● **What this task involves**: Copy every line from the data below in which the string "Tekan" can be found.

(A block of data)
** Begin **
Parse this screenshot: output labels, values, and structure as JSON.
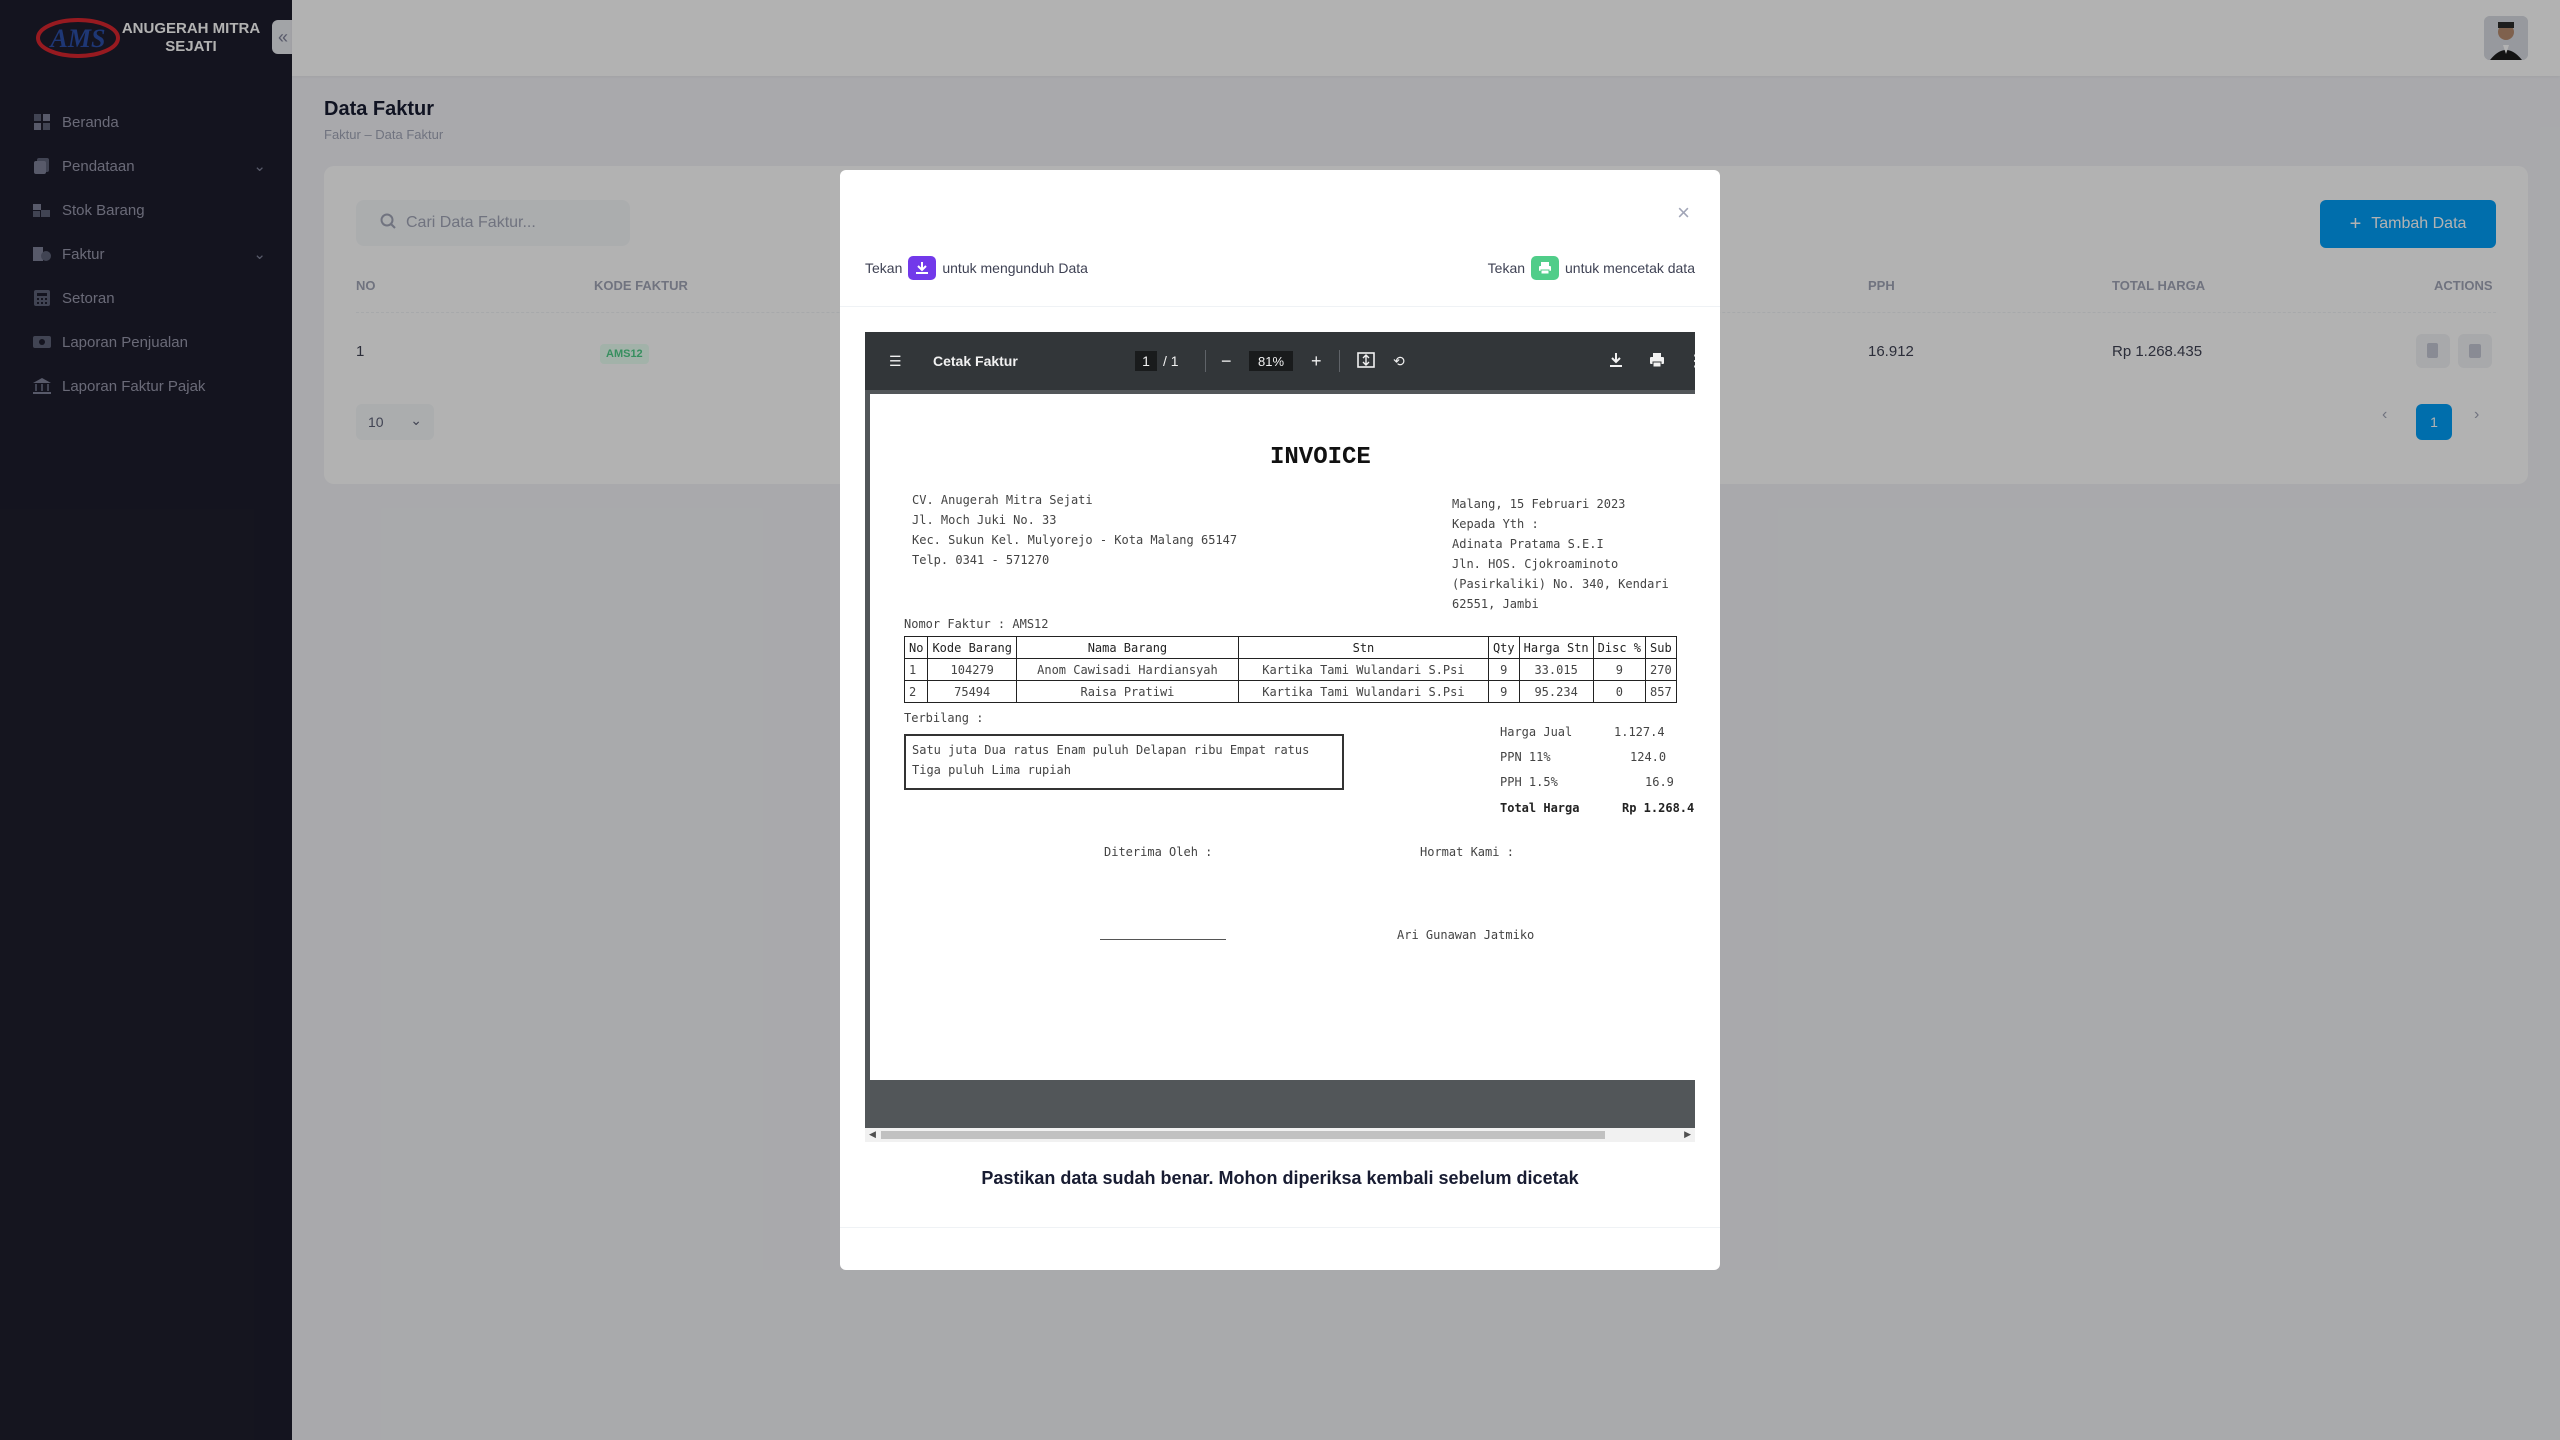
{
  "brand": {
    "name": "ANUGERAH MITRA SEJATI",
    "logo_text": "AMS"
  },
  "sidebar": {
    "items": [
      {
        "label": "Beranda"
      },
      {
        "label": "Pendataan"
      },
      {
        "label": "Stok Barang"
      },
      {
        "label": "Faktur"
      },
      {
        "label": "Setoran"
      },
      {
        "label": "Laporan Penjualan"
      },
      {
        "label": "Laporan Faktur Pajak"
      }
    ]
  },
  "page": {
    "title": "Data Faktur",
    "breadcrumb": "Faktur – Data Faktur"
  },
  "table": {
    "search_placeholder": "Cari Data Faktur...",
    "add_label": "Tambah Data",
    "headers": {
      "no": "NO",
      "kode": "KODE FAKTUR",
      "pph": "PPH",
      "total": "TOTAL HARGA",
      "actions": "ACTIONS"
    },
    "row": {
      "no": "1",
      "kode": "AMS12",
      "pph": "16.912",
      "total": "Rp 1.268.435"
    },
    "per_page": "10",
    "current_page": "1"
  },
  "modal": {
    "hint_download_prefix": "Tekan",
    "hint_download_suffix": "untuk mengunduh Data",
    "hint_print_prefix": "Tekan",
    "hint_print_suffix": "untuk mencetak data",
    "note": "Pastikan data sudah benar. Mohon diperiksa kembali sebelum dicetak"
  },
  "viewer": {
    "title": "Cetak Faktur",
    "page_current": "1",
    "page_total": "1",
    "zoom": "81%"
  },
  "invoice": {
    "heading": "INVOICE",
    "company": [
      "CV. Anugerah Mitra Sejati",
      "Jl. Moch Juki No. 33",
      "Kec. Sukun Kel. Mulyorejo - Kota Malang 65147",
      "Telp. 0341 - 571270"
    ],
    "date_line": "Malang, 15 Februari 2023",
    "to_label": "Kepada Yth :",
    "to": [
      "Adinata Pratama S.E.I",
      "Jln. HOS. Cjokroaminoto",
      "(Pasirkaliki) No. 340, Kendari",
      "62551, Jambi"
    ],
    "nomor": "Nomor Faktur : AMS12",
    "columns": [
      "No",
      "Kode Barang",
      "Nama Barang",
      "Stn",
      "Qty",
      "Harga Stn",
      "Disc %",
      "Sub"
    ],
    "rows": [
      [
        "1",
        "104279",
        "Anom Cawisadi Hardiansyah",
        "Kartika Tami Wulandari S.Psi",
        "9",
        "33.015",
        "9",
        "270"
      ],
      [
        "2",
        "75494",
        "Raisa Pratiwi",
        "Kartika Tami Wulandari S.Psi",
        "9",
        "95.234",
        "0",
        "857"
      ]
    ],
    "terbilang_label": "Terbilang :",
    "terbilang": "Satu juta Dua ratus Enam puluh Delapan ribu Empat ratus Tiga puluh Lima rupiah",
    "summary": [
      {
        "label": "Harga Jual",
        "value": "1.127.4"
      },
      {
        "label": "PPN 11%",
        "value": "124.0"
      },
      {
        "label": "PPH 1.5%",
        "value": "16.9"
      },
      {
        "label": "Total Harga",
        "value": "Rp 1.268.4"
      }
    ],
    "received": "Diterima Oleh :",
    "regards": "Hormat Kami :",
    "signer": "Ari Gunawan Jatmiko"
  },
  "colors": {
    "sidebar": "#1e1e2d",
    "primary": "#009ef7",
    "download_chip": "#7239ea",
    "print_chip": "#50cd89"
  }
}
** End **
● **Full response**:
    "hint_download_prefix": "Tekan",
    "hint_print_prefix": "Tekan",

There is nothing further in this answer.